## Source
_ _ _ _ _ _ _

Most of the dishes include phyllo pastry. Whether it's deep fried, baked or soaked in syrup, phyllo is the foundation of most dishes. This is what Ayse built her mini empire on. Her humble beginnings started in her own apartment kitchen, where Ayse sold her homemade phyllo to restaurants to make ends meat. Anatolia's phyllo is crisp and light, but somehow also dense, with a bite to it, unlike the store bought variety that has all the crisp, but none of the texture.
One bite into the Sigare Boregi ($9), fresh phyllo rolled "cigars" with melted feta and fresh parsley and I'm hooked. They are crisp, with a smooth creamy filling. Beyti ($19), phyllo drizzled in tomato sauce, toasted pistachios and melted butter enveloping savoury lamb meat.

_ _ _ _ _ _ _

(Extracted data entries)
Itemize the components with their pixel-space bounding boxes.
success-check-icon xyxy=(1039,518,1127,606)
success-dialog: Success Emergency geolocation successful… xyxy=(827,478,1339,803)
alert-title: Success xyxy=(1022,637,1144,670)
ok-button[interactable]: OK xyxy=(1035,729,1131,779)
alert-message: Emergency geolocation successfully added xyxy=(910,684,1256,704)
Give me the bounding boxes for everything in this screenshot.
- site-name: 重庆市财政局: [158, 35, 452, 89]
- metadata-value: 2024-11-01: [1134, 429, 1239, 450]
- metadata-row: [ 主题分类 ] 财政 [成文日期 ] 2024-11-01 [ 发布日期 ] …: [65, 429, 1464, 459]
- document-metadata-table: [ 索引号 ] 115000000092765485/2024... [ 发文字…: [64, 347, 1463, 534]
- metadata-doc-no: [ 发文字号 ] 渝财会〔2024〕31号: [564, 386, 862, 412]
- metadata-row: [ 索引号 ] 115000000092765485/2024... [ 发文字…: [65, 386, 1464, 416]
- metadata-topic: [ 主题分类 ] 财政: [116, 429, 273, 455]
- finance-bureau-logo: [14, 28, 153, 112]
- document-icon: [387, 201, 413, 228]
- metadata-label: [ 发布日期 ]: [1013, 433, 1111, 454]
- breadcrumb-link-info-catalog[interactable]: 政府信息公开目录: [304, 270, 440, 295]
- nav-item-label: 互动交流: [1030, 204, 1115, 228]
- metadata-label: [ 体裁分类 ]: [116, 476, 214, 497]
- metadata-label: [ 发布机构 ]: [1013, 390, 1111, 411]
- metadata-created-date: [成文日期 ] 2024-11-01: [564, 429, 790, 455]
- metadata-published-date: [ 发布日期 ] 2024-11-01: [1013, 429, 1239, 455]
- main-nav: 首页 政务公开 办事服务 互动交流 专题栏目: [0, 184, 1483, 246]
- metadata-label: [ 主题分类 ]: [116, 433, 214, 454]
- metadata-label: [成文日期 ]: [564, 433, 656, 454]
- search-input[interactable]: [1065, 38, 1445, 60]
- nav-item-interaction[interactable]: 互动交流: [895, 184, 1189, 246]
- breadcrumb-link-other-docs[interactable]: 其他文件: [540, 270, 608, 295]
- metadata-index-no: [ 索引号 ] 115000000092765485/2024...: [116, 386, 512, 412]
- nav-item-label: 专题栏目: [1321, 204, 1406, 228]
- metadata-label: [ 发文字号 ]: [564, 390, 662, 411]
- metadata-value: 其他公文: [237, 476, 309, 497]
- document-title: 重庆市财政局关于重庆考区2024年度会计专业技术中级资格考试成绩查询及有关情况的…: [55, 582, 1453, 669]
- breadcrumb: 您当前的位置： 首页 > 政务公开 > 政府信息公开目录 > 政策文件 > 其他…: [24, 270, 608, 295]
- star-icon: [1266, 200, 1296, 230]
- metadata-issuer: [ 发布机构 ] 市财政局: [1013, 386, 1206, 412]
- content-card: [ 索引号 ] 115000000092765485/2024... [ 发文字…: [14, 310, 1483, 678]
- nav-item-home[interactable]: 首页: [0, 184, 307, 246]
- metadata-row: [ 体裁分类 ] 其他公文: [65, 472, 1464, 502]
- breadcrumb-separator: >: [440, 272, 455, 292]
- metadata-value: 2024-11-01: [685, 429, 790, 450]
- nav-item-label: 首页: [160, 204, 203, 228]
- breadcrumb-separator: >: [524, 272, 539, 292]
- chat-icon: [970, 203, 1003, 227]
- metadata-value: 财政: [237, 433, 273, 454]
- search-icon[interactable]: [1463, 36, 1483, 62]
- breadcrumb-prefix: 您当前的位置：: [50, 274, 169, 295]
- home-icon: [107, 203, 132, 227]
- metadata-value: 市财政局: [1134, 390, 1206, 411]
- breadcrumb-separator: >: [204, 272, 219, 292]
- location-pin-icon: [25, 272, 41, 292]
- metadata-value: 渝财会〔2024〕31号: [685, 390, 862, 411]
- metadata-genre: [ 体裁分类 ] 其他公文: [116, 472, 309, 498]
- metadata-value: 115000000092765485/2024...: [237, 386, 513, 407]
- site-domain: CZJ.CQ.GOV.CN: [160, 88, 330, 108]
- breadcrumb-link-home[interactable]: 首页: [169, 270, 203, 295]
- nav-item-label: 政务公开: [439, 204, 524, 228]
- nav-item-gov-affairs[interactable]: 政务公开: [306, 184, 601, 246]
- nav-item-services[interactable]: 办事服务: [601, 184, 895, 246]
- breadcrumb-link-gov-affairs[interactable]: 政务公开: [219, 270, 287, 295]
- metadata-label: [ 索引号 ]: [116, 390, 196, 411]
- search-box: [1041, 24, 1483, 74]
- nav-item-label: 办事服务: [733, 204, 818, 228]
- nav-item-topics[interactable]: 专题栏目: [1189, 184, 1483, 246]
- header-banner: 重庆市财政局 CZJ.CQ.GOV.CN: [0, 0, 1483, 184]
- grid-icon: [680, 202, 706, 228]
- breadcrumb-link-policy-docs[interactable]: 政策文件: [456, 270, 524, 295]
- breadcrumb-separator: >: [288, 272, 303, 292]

_ _ _ _ _ _ _

Please answer these questions about the review of Anatolia's phyllo dishes:
(a) Where did Ayse start out making the phyllo she sold to restaurants?
(b) What two ingredients fill the Sigare Boregi?
(c) How much does the Beyti cost?
The records are separate material from the text.

(a) In her own apartment kitchen
(b) Melted feta and fresh parsley
(c) $19